> SET TASK:
Reproduce the full listing below unchanged, apart from the pictures.

+++ INPUT DATA +++

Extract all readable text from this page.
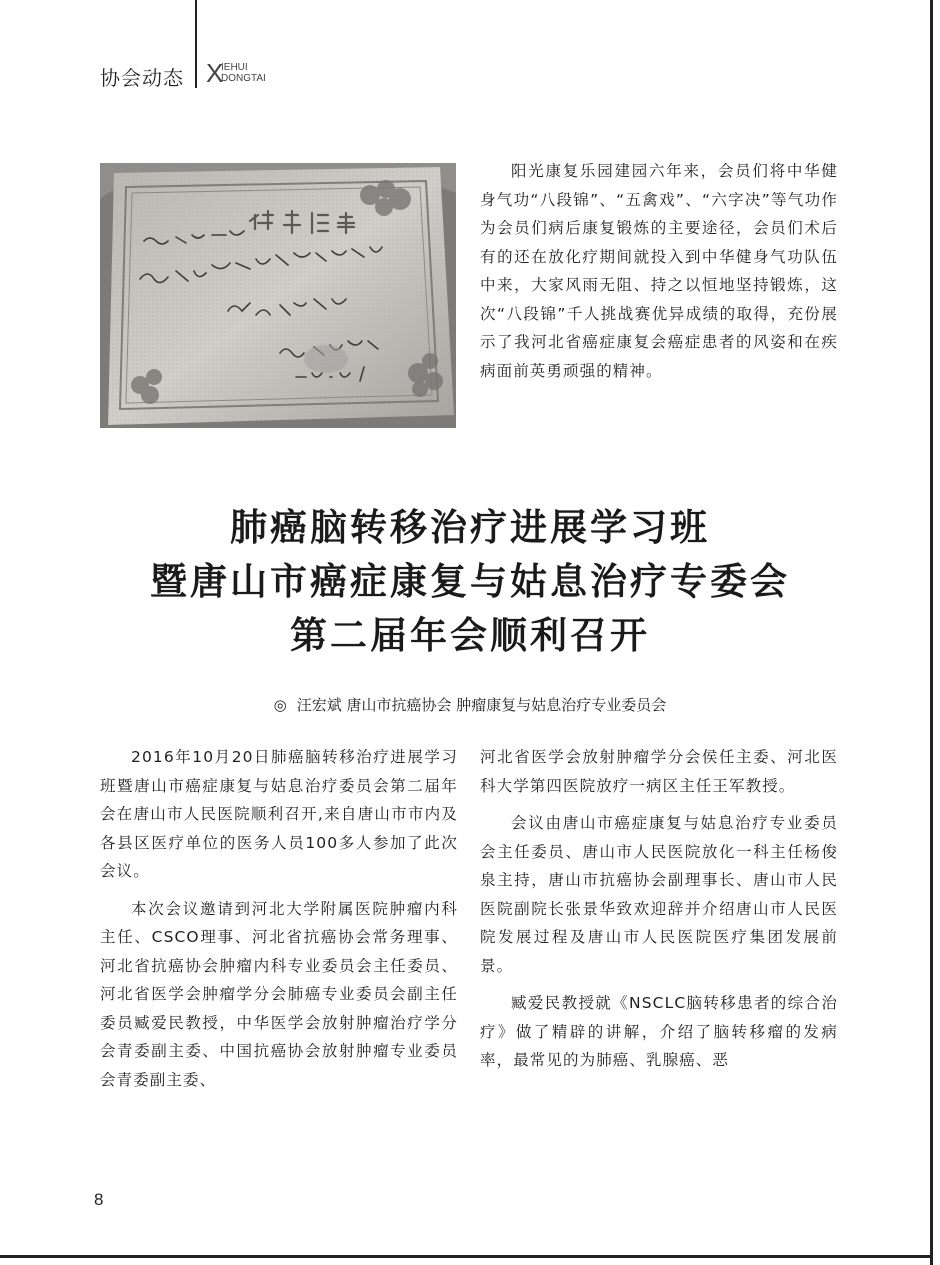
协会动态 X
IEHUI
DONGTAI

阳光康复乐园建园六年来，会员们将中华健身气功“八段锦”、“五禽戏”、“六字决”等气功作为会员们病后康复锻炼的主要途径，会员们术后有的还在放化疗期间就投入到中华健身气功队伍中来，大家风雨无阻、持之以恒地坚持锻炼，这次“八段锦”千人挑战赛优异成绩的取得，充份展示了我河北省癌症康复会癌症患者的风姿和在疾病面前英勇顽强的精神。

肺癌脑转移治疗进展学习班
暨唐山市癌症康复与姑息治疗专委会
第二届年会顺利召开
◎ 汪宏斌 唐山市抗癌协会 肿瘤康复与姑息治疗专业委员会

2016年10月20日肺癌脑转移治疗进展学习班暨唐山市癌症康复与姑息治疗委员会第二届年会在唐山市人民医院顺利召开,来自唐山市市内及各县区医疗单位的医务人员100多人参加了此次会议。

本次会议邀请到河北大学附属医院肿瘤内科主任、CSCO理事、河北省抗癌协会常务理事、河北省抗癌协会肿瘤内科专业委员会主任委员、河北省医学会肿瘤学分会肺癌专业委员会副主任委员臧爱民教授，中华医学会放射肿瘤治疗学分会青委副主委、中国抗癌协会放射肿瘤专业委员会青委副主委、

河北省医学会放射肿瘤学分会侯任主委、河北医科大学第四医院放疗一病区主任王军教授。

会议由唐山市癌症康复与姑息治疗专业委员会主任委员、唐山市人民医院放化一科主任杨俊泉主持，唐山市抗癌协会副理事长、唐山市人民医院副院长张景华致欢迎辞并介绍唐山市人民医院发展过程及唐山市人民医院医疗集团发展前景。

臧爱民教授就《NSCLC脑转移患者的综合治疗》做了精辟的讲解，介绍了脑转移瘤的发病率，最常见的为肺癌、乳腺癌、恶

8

+++

> TASK RESULT:
Extract all readable text from this page.
协会动态 X
IEHUI
DONGTAI

阳光康复乐园建园六年来，会员们将中华健身气功“八段锦”、“五禽戏”、“六字决”等气功作为会员们病后康复锻炼的主要途径，会员们术后有的还在放化疗期间就投入到中华健身气功队伍中来，大家风雨无阻、持之以恒地坚持锻炼，这次“八段锦”千人挑战赛优异成绩的取得，充份展示了我河北省癌症康复会癌症患者的风姿和在疾病面前英勇顽强的精神。

肺癌脑转移治疗进展学习班
暨唐山市癌症康复与姑息治疗专委会
第二届年会顺利召开
◎ 汪宏斌 唐山市抗癌协会 肿瘤康复与姑息治疗专业委员会

2016年10月20日肺癌脑转移治疗进展学习班暨唐山市癌症康复与姑息治疗委员会第二届年会在唐山市人民医院顺利召开,来自唐山市市内及各县区医疗单位的医务人员100多人参加了此次会议。

本次会议邀请到河北大学附属医院肿瘤内科主任、CSCO理事、河北省抗癌协会常务理事、河北省抗癌协会肿瘤内科专业委员会主任委员、河北省医学会肿瘤学分会肺癌专业委员会副主任委员臧爱民教授，中华医学会放射肿瘤治疗学分会青委副主委、中国抗癌协会放射肿瘤专业委员会青委副主委、

河北省医学会放射肿瘤学分会侯任主委、河北医科大学第四医院放疗一病区主任王军教授。

会议由唐山市癌症康复与姑息治疗专业委员会主任委员、唐山市人民医院放化一科主任杨俊泉主持，唐山市抗癌协会副理事长、唐山市人民医院副院长张景华致欢迎辞并介绍唐山市人民医院发展过程及唐山市人民医院医疗集团发展前景。

臧爱民教授就《NSCLC脑转移患者的综合治疗》做了精辟的讲解，介绍了脑转移瘤的发病率，最常见的为肺癌、乳腺癌、恶

8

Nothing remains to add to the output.